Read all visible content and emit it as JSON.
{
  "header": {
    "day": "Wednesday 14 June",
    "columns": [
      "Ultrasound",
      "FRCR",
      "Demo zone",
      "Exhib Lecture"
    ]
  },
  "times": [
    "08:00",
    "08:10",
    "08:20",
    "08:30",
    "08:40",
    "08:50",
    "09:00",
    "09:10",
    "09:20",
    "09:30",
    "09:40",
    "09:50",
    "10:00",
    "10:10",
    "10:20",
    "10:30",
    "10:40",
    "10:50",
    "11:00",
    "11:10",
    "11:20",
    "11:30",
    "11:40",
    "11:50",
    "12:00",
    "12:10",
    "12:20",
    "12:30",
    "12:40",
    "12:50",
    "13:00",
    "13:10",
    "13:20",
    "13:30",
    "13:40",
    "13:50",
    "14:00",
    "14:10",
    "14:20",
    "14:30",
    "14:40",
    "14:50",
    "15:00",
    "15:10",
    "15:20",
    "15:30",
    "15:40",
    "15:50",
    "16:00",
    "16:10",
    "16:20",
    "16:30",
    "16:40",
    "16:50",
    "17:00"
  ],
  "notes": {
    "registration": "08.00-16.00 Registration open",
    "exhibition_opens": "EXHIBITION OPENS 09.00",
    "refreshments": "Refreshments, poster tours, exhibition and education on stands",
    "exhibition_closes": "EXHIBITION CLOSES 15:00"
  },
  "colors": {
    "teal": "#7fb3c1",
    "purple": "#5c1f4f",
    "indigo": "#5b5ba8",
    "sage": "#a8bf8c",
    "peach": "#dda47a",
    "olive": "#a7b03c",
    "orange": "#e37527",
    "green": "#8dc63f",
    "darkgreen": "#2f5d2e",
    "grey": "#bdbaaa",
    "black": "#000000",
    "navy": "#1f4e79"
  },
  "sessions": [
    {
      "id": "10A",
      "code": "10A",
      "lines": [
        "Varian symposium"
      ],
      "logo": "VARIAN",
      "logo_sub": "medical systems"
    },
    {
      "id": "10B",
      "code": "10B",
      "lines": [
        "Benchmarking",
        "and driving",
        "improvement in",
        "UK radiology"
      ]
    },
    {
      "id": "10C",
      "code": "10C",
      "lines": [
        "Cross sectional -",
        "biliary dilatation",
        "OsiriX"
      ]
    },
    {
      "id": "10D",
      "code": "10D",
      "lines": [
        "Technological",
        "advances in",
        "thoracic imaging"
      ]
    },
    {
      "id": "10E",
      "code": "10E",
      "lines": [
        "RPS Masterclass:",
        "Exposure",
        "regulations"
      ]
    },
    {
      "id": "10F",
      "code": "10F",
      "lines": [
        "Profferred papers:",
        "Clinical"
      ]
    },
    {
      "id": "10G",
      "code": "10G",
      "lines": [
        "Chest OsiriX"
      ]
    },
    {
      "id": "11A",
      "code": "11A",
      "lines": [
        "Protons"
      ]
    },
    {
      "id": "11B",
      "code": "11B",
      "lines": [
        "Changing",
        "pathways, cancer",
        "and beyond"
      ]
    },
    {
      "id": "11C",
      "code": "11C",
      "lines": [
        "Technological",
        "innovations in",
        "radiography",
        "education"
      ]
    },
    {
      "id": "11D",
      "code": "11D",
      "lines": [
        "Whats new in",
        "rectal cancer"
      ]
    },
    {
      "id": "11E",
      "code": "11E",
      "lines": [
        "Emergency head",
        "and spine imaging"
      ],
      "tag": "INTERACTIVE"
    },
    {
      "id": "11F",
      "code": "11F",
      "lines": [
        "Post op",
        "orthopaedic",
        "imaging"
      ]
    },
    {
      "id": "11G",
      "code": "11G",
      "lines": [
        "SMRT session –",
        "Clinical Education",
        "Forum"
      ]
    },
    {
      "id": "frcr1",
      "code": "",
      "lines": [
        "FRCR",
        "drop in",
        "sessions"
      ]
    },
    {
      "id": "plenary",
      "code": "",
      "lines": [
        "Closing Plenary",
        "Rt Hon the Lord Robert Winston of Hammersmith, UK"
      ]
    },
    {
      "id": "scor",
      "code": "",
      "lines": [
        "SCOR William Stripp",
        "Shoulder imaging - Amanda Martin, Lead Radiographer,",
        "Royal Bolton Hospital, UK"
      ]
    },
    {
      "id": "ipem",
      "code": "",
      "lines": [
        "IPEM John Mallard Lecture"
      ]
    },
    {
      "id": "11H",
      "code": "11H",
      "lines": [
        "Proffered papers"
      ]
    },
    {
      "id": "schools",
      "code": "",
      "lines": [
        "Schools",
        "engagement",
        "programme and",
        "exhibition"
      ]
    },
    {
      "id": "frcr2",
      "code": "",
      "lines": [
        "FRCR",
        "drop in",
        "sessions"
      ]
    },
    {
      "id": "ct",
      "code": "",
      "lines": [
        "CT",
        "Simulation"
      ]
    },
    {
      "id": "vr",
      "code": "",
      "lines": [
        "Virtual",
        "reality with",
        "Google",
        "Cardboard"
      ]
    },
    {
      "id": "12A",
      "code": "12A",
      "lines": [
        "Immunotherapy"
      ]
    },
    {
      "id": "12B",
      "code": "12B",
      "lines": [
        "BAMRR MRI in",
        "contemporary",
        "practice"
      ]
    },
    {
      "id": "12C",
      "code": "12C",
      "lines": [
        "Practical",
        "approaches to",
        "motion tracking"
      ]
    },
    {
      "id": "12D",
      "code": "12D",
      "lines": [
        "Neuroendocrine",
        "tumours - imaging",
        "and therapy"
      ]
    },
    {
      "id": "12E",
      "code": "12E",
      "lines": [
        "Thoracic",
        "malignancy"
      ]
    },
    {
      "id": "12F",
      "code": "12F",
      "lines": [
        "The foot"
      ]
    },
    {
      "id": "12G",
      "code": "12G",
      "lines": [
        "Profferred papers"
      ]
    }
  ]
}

• **Exercise**
Write down the full listing again, exactly.

• **Written answer**
Read all visible content and emit it as JSON.
{
  "header": {
    "day": "Wednesday 14 June",
    "columns": [
      "Ultrasound",
      "FRCR",
      "Demo zone",
      "Exhib Lecture"
    ]
  },
  "times": [
    "08:00",
    "08:10",
    "08:20",
    "08:30",
    "08:40",
    "08:50",
    "09:00",
    "09:10",
    "09:20",
    "09:30",
    "09:40",
    "09:50",
    "10:00",
    "10:10",
    "10:20",
    "10:30",
    "10:40",
    "10:50",
    "11:00",
    "11:10",
    "11:20",
    "11:30",
    "11:40",
    "11:50",
    "12:00",
    "12:10",
    "12:20",
    "12:30",
    "12:40",
    "12:50",
    "13:00",
    "13:10",
    "13:20",
    "13:30",
    "13:40",
    "13:50",
    "14:00",
    "14:10",
    "14:20",
    "14:30",
    "14:40",
    "14:50",
    "15:00",
    "15:10",
    "15:20",
    "15:30",
    "15:40",
    "15:50",
    "16:00",
    "16:10",
    "16:20",
    "16:30",
    "16:40",
    "16:50",
    "17:00"
  ],
  "notes": {
    "registration": "08.00-16.00 Registration open",
    "exhibition_opens": "EXHIBITION OPENS 09.00",
    "refreshments": "Refreshments, poster tours, exhibition and education on stands",
    "exhibition_closes": "EXHIBITION CLOSES 15:00"
  },
  "colors": {
    "teal": "#7fb3c1",
    "purple": "#5c1f4f",
    "indigo": "#5b5ba8",
    "sage": "#a8bf8c",
    "peach": "#dda47a",
    "olive": "#a7b03c",
    "orange": "#e37527",
    "green": "#8dc63f",
    "darkgreen": "#2f5d2e",
    "grey": "#bdbaaa",
    "black": "#000000",
    "navy": "#1f4e79"
  },
  "sessions": [
    {
      "id": "10A",
      "code": "10A",
      "lines": [
        "Varian symposium"
      ],
      "logo": "VARIAN",
      "logo_sub": "medical systems"
    },
    {
      "id": "10B",
      "code": "10B",
      "lines": [
        "Benchmarking",
        "and driving",
        "improvement in",
        "UK radiology"
      ]
    },
    {
      "id": "10C",
      "code": "10C",
      "lines": [
        "Cross sectional -",
        "biliary dilatation",
        "OsiriX"
      ]
    },
    {
      "id": "10D",
      "code": "10D",
      "lines": [
        "Technological",
        "advances in",
        "thoracic imaging"
      ]
    },
    {
      "id": "10E",
      "code": "10E",
      "lines": [
        "RPS Masterclass:",
        "Exposure",
        "regulations"
      ]
    },
    {
      "id": "10F",
      "code": "10F",
      "lines": [
        "Profferred papers:",
        "Clinical"
      ]
    },
    {
      "id": "10G",
      "code": "10G",
      "lines": [
        "Chest OsiriX"
      ]
    },
    {
      "id": "11A",
      "code": "11A",
      "lines": [
        "Protons"
      ]
    },
    {
      "id": "11B",
      "code": "11B",
      "lines": [
        "Changing",
        "pathways, cancer",
        "and beyond"
      ]
    },
    {
      "id": "11C",
      "code": "11C",
      "lines": [
        "Technological",
        "innovations in",
        "radiography",
        "education"
      ]
    },
    {
      "id": "11D",
      "code": "11D",
      "lines": [
        "Whats new in",
        "rectal cancer"
      ]
    },
    {
      "id": "11E",
      "code": "11E",
      "lines": [
        "Emergency head",
        "and spine imaging"
      ],
      "tag": "INTERACTIVE"
    },
    {
      "id": "11F",
      "code": "11F",
      "lines": [
        "Post op",
        "orthopaedic",
        "imaging"
      ]
    },
    {
      "id": "11G",
      "code": "11G",
      "lines": [
        "SMRT session –",
        "Clinical Education",
        "Forum"
      ]
    },
    {
      "id": "frcr1",
      "code": "",
      "lines": [
        "FRCR",
        "drop in",
        "sessions"
      ]
    },
    {
      "id": "plenary",
      "code": "",
      "lines": [
        "Closing Plenary",
        "Rt Hon the Lord Robert Winston of Hammersmith, UK"
      ]
    },
    {
      "id": "scor",
      "code": "",
      "lines": [
        "SCOR William Stripp",
        "Shoulder imaging - Amanda Martin, Lead Radiographer,",
        "Royal Bolton Hospital, UK"
      ]
    },
    {
      "id": "ipem",
      "code": "",
      "lines": [
        "IPEM John Mallard Lecture"
      ]
    },
    {
      "id": "11H",
      "code": "11H",
      "lines": [
        "Proffered papers"
      ]
    },
    {
      "id": "schools",
      "code": "",
      "lines": [
        "Schools",
        "engagement",
        "programme and",
        "exhibition"
      ]
    },
    {
      "id": "frcr2",
      "code": "",
      "lines": [
        "FRCR",
        "drop in",
        "sessions"
      ]
    },
    {
      "id": "ct",
      "code": "",
      "lines": [
        "CT",
        "Simulation"
      ]
    },
    {
      "id": "vr",
      "code": "",
      "lines": [
        "Virtual",
        "reality with",
        "Google",
        "Cardboard"
      ]
    },
    {
      "id": "12A",
      "code": "12A",
      "lines": [
        "Immunotherapy"
      ]
    },
    {
      "id": "12B",
      "code": "12B",
      "lines": [
        "BAMRR MRI in",
        "contemporary",
        "practice"
      ]
    },
    {
      "id": "12C",
      "code": "12C",
      "lines": [
        "Practical",
        "approaches to",
        "motion tracking"
      ]
    },
    {
      "id": "12D",
      "code": "12D",
      "lines": [
        "Neuroendocrine",
        "tumours - imaging",
        "and therapy"
      ]
    },
    {
      "id": "12E",
      "code": "12E",
      "lines": [
        "Thoracic",
        "malignancy"
      ]
    },
    {
      "id": "12F",
      "code": "12F",
      "lines": [
        "The foot"
      ]
    },
    {
      "id": "12G",
      "code": "12G",
      "lines": [
        "Profferred papers"
      ]
    }
  ]
}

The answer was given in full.